▶ **GIVEN EXERCISE**
Look through the data and write out every line with the word "from" in it.

▶ **PROVIDED ENTRIES**
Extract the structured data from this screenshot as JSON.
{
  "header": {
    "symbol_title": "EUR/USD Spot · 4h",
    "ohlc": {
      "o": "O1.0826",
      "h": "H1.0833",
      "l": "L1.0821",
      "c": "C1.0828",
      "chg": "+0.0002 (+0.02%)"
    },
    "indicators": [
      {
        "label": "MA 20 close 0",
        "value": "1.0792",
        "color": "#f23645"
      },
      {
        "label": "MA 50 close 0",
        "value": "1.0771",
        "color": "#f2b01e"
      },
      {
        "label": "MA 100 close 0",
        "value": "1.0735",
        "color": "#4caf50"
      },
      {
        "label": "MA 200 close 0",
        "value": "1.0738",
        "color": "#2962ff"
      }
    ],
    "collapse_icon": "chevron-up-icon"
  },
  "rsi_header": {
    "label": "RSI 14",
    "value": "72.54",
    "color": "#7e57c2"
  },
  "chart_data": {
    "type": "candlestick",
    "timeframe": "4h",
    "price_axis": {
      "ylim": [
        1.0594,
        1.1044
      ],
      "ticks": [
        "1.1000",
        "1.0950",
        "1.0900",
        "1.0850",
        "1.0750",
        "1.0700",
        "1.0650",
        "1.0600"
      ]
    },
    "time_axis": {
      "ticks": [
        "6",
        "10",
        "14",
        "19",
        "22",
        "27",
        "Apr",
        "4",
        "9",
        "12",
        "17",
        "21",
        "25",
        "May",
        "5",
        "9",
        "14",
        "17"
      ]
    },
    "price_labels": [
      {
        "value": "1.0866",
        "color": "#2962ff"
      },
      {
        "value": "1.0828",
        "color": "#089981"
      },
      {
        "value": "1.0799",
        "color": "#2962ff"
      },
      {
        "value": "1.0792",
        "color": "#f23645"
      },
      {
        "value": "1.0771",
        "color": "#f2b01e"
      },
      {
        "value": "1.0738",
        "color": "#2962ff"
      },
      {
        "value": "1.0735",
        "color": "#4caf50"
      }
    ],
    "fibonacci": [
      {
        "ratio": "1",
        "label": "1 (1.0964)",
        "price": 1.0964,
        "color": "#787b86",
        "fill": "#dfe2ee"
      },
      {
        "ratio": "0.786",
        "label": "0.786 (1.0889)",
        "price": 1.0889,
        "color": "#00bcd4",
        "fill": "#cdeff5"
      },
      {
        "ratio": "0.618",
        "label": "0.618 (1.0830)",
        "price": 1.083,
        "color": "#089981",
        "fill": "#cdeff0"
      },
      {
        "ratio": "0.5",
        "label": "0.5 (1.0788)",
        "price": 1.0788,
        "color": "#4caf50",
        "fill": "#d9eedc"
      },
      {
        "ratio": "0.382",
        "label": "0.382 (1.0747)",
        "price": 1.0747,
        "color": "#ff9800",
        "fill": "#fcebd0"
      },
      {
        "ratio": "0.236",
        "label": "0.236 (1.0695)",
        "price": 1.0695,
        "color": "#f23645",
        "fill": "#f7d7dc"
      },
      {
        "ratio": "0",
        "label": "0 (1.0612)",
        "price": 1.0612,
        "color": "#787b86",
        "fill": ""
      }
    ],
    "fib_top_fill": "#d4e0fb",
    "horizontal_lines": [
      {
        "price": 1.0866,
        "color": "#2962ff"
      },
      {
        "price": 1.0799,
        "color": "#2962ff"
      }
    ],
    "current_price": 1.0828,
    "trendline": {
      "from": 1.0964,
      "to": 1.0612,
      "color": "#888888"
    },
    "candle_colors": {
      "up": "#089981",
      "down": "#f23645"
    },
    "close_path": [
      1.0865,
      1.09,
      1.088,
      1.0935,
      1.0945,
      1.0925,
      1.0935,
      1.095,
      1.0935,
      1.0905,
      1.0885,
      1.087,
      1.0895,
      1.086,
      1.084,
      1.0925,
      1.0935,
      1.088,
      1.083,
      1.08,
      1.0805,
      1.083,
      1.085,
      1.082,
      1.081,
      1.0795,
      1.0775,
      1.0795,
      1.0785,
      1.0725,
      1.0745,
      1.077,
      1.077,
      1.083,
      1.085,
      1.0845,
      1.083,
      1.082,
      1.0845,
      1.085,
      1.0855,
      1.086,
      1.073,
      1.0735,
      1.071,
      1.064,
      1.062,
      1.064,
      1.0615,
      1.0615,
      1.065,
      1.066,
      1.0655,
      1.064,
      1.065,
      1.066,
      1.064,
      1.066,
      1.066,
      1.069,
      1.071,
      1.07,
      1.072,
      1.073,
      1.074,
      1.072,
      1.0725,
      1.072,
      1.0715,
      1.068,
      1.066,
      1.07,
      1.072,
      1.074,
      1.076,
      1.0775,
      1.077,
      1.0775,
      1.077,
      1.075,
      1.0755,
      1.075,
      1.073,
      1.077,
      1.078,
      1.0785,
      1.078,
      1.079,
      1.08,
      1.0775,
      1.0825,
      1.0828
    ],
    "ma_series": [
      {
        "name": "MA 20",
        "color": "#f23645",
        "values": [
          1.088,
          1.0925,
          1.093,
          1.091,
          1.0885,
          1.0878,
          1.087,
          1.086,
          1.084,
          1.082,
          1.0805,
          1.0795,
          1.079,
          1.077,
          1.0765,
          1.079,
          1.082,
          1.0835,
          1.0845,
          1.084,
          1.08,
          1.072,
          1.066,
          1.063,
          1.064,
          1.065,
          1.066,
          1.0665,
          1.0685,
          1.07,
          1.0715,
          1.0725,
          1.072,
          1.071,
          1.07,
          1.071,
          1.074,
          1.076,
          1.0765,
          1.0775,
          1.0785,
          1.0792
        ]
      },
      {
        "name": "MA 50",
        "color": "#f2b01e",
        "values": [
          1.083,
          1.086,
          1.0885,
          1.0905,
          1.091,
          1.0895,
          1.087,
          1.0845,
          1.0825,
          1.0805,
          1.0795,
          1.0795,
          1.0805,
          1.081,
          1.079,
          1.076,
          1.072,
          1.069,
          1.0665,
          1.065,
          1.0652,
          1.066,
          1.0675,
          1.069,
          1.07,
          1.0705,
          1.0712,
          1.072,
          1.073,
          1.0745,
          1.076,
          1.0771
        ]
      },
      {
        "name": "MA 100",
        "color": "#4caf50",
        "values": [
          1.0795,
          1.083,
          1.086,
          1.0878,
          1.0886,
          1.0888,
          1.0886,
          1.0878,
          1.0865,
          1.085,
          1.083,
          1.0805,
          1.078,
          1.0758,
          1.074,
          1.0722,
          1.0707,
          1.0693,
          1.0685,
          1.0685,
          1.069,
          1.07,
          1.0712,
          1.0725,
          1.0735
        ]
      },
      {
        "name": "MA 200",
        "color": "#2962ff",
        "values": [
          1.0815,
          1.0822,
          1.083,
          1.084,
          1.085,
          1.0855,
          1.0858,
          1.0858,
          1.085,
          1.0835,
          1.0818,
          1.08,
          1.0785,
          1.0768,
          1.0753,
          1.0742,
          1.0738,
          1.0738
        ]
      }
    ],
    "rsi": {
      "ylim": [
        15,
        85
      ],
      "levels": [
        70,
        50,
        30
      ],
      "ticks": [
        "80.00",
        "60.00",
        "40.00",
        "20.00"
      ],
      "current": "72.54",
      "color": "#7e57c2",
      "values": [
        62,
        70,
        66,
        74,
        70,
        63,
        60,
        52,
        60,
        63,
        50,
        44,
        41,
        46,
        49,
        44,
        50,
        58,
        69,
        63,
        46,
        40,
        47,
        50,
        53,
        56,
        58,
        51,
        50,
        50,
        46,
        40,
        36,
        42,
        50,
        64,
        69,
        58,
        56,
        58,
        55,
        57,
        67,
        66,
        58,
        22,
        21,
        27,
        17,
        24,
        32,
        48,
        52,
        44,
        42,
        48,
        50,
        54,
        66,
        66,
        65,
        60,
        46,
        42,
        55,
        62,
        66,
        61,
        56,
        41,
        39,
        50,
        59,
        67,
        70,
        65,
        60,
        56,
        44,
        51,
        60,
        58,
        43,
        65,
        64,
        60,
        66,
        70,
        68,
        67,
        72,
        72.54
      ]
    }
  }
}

▶ **RESULT OF THE TASK**
Extract the structured data from this screenshot as JSON.
      "from": 1.0964,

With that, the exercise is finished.